> _TASK PROMPT_: Identify each line holding the string "caption" and copy it.

> _SUPPLIED INFORMATION_:

★ ★ ★ ★ ★

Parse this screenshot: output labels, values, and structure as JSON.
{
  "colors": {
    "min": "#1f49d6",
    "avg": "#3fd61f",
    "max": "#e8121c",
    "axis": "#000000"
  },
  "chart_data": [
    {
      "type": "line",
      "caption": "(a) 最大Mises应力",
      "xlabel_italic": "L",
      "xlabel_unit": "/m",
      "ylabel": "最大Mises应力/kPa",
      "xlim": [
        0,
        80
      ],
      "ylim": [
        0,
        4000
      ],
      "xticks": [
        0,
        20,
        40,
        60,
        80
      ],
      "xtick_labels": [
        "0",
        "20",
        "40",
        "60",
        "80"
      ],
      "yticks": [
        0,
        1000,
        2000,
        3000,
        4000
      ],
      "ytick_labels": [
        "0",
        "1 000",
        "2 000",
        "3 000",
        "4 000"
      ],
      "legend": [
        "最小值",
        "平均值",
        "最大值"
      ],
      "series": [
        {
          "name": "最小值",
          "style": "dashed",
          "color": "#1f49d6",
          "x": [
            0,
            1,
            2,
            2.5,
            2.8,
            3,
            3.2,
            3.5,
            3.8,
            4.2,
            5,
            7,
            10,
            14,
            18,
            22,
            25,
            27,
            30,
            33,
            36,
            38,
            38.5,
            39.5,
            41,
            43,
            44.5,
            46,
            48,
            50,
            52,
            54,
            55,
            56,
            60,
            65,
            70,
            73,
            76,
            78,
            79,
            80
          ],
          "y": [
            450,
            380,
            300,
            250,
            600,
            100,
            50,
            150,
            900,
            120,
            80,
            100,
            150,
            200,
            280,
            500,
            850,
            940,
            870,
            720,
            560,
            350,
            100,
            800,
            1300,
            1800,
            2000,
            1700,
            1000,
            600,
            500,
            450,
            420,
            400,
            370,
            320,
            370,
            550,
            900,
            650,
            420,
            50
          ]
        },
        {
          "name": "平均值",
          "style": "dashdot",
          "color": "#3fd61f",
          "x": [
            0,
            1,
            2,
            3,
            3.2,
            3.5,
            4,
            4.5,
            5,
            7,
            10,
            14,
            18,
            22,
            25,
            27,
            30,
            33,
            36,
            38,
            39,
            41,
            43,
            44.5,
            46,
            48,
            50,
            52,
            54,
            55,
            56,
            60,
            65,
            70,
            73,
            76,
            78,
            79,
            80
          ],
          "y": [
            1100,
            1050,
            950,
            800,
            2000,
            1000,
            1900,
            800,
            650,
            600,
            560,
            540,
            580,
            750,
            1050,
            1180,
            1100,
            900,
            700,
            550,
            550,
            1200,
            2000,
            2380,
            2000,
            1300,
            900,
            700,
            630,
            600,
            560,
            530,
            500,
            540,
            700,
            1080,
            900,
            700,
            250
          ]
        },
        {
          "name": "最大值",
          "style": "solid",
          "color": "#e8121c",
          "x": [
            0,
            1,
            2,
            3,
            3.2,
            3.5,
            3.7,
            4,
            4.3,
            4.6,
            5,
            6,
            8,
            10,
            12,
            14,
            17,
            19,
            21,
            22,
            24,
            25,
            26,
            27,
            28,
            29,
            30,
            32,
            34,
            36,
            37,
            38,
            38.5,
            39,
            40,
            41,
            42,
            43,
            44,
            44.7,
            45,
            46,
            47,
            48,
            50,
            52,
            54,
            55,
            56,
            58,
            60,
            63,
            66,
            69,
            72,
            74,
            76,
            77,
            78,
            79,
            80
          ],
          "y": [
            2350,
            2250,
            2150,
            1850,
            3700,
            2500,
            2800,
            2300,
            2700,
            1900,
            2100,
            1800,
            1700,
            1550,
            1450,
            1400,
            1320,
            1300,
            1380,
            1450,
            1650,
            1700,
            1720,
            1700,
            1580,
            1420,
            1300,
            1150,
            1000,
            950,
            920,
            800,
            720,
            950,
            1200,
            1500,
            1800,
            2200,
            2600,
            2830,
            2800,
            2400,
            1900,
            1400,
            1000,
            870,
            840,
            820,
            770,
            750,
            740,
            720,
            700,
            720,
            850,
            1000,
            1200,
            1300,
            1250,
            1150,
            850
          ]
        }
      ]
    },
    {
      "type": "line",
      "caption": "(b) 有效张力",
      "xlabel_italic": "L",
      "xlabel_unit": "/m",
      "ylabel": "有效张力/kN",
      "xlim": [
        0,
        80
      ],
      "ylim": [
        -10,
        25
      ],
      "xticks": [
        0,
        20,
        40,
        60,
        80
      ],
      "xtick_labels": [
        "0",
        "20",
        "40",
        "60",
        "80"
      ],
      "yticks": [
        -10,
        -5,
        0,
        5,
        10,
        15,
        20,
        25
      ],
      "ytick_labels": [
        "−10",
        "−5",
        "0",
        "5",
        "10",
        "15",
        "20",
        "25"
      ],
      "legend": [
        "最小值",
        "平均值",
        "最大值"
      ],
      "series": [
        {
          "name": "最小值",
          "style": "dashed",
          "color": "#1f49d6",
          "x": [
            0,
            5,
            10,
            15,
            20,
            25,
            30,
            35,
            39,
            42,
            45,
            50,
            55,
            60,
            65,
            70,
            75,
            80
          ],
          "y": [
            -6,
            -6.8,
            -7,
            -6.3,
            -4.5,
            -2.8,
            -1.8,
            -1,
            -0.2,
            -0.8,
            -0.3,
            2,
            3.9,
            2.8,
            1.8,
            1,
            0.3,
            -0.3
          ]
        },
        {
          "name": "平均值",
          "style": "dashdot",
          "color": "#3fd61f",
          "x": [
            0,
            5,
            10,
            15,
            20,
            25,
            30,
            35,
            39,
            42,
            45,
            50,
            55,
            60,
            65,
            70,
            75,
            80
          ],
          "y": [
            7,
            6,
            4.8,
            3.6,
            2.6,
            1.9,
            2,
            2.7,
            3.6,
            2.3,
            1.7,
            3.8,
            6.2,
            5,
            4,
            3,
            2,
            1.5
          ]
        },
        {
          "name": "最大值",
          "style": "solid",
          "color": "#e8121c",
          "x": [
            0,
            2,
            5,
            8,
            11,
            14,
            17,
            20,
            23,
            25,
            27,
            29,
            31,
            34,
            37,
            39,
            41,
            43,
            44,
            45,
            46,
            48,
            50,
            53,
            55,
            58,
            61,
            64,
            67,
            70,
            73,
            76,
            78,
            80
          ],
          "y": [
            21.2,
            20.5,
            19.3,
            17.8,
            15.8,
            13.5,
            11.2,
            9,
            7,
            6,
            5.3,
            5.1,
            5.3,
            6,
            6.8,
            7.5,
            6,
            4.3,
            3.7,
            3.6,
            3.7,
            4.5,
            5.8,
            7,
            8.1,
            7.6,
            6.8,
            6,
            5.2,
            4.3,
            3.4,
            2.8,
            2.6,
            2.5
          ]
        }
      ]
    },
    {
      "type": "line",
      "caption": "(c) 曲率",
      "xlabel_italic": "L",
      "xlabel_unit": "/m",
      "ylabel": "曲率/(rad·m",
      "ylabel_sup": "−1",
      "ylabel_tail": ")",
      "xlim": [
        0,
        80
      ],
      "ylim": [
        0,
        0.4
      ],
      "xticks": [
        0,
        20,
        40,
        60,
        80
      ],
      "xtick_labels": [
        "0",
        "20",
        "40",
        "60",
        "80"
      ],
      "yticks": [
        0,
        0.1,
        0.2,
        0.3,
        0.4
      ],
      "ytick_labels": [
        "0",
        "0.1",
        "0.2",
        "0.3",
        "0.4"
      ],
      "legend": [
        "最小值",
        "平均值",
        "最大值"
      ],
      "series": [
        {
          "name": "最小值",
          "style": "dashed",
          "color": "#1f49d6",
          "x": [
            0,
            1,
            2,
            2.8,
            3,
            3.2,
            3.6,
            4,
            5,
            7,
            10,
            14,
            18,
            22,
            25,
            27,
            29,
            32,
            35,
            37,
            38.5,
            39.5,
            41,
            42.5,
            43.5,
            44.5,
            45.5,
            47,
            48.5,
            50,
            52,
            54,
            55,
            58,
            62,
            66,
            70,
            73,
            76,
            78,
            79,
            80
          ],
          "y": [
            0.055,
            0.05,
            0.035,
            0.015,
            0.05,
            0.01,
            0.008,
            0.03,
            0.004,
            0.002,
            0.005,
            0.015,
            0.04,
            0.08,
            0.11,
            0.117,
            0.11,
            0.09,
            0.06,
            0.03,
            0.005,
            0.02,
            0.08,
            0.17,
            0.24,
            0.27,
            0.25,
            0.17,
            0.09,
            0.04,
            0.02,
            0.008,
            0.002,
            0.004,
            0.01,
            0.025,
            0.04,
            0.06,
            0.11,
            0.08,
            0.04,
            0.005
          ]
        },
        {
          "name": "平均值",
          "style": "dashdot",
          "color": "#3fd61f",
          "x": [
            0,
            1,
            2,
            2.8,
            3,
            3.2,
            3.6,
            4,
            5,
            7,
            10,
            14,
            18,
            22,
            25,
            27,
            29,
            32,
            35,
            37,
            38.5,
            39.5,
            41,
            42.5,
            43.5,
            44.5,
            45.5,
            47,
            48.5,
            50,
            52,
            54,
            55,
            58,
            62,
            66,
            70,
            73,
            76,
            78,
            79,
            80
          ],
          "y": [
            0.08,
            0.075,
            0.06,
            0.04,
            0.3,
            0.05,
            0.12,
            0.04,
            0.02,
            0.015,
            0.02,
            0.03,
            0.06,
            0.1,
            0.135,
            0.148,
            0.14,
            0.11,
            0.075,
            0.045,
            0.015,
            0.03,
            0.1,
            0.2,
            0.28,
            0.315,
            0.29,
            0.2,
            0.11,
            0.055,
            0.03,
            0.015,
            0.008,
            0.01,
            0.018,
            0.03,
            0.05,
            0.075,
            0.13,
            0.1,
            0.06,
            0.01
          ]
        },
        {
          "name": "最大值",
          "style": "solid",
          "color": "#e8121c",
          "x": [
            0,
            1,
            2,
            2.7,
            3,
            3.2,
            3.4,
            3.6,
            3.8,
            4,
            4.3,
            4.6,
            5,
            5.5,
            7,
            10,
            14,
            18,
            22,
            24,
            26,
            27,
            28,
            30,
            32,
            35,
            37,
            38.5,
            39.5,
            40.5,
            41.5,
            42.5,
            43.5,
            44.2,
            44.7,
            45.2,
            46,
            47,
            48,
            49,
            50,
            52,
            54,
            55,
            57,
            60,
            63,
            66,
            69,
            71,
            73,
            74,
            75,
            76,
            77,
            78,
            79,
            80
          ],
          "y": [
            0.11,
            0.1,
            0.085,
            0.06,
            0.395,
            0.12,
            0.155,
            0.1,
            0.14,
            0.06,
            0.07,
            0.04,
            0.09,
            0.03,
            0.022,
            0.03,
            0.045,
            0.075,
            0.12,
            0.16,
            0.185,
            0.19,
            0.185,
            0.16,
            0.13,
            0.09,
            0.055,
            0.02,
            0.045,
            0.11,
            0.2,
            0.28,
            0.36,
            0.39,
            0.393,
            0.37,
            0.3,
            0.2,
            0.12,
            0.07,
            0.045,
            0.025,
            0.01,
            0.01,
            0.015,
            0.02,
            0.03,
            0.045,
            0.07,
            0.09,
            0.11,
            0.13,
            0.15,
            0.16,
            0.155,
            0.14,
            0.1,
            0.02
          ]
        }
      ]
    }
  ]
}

★ ★ ★ ★ ★

> _RESULT_:
      "caption": "(a) 最大Mises应力",
      "caption": "(b) 有效张力",
      "caption": "(c) 曲率",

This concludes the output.